* _DATA RECORDS_
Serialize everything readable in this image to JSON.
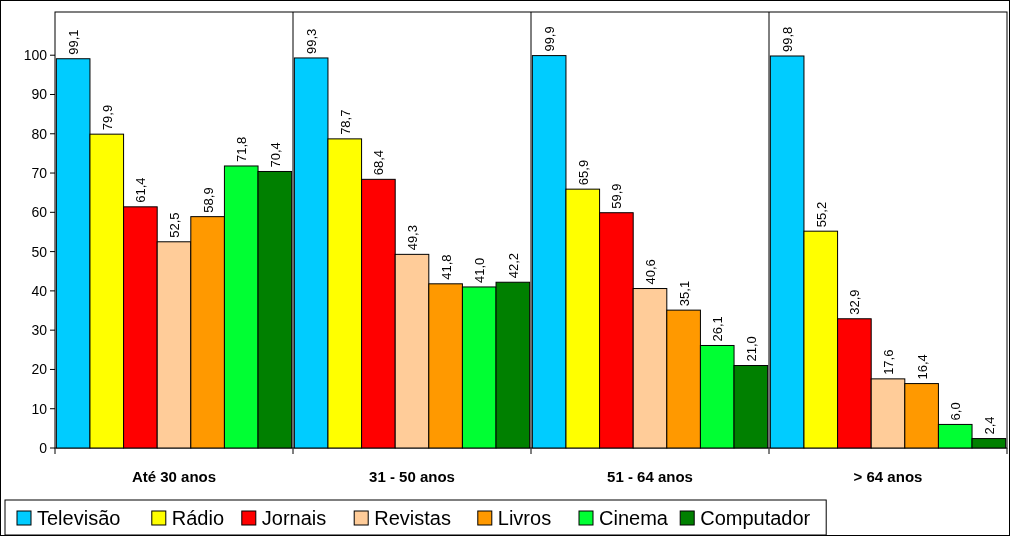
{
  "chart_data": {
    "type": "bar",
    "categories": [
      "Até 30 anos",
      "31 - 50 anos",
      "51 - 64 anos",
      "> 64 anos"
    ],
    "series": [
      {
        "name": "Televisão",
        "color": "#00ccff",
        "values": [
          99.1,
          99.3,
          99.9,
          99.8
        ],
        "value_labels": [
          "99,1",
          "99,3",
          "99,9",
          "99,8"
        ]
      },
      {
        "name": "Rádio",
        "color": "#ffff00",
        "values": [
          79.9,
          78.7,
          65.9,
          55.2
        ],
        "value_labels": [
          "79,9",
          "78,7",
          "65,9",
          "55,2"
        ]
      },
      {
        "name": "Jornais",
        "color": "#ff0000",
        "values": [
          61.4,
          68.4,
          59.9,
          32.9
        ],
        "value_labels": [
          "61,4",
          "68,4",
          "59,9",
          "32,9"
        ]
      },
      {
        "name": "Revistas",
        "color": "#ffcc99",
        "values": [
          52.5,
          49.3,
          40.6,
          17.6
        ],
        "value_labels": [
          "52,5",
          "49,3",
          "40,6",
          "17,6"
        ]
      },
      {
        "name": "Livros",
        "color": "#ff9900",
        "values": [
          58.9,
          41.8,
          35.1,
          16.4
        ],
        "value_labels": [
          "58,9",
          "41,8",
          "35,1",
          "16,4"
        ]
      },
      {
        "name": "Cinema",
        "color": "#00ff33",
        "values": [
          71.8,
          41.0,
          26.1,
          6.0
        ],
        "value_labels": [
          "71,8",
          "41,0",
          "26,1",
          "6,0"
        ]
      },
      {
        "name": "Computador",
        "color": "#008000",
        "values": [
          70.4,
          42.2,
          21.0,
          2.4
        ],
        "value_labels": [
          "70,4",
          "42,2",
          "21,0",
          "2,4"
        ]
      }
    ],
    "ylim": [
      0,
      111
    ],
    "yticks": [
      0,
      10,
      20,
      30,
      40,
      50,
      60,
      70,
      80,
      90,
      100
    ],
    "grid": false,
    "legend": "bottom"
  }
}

* _TASK TO CARRY OUT_
Copy out all the data without changing anything, and drop the pictures.

* _SOLUTION FOR THIS PROBLEM_
Serialize everything readable in this image to JSON.
{
  "chart_data": {
    "type": "bar",
    "categories": [
      "Até 30 anos",
      "31 - 50 anos",
      "51 - 64 anos",
      "> 64 anos"
    ],
    "series": [
      {
        "name": "Televisão",
        "color": "#00ccff",
        "values": [
          99.1,
          99.3,
          99.9,
          99.8
        ],
        "value_labels": [
          "99,1",
          "99,3",
          "99,9",
          "99,8"
        ]
      },
      {
        "name": "Rádio",
        "color": "#ffff00",
        "values": [
          79.9,
          78.7,
          65.9,
          55.2
        ],
        "value_labels": [
          "79,9",
          "78,7",
          "65,9",
          "55,2"
        ]
      },
      {
        "name": "Jornais",
        "color": "#ff0000",
        "values": [
          61.4,
          68.4,
          59.9,
          32.9
        ],
        "value_labels": [
          "61,4",
          "68,4",
          "59,9",
          "32,9"
        ]
      },
      {
        "name": "Revistas",
        "color": "#ffcc99",
        "values": [
          52.5,
          49.3,
          40.6,
          17.6
        ],
        "value_labels": [
          "52,5",
          "49,3",
          "40,6",
          "17,6"
        ]
      },
      {
        "name": "Livros",
        "color": "#ff9900",
        "values": [
          58.9,
          41.8,
          35.1,
          16.4
        ],
        "value_labels": [
          "58,9",
          "41,8",
          "35,1",
          "16,4"
        ]
      },
      {
        "name": "Cinema",
        "color": "#00ff33",
        "values": [
          71.8,
          41.0,
          26.1,
          6.0
        ],
        "value_labels": [
          "71,8",
          "41,0",
          "26,1",
          "6,0"
        ]
      },
      {
        "name": "Computador",
        "color": "#008000",
        "values": [
          70.4,
          42.2,
          21.0,
          2.4
        ],
        "value_labels": [
          "70,4",
          "42,2",
          "21,0",
          "2,4"
        ]
      }
    ],
    "ylim": [
      0,
      111
    ],
    "yticks": [
      0,
      10,
      20,
      30,
      40,
      50,
      60,
      70,
      80,
      90,
      100
    ],
    "grid": false,
    "legend": "bottom"
  }
}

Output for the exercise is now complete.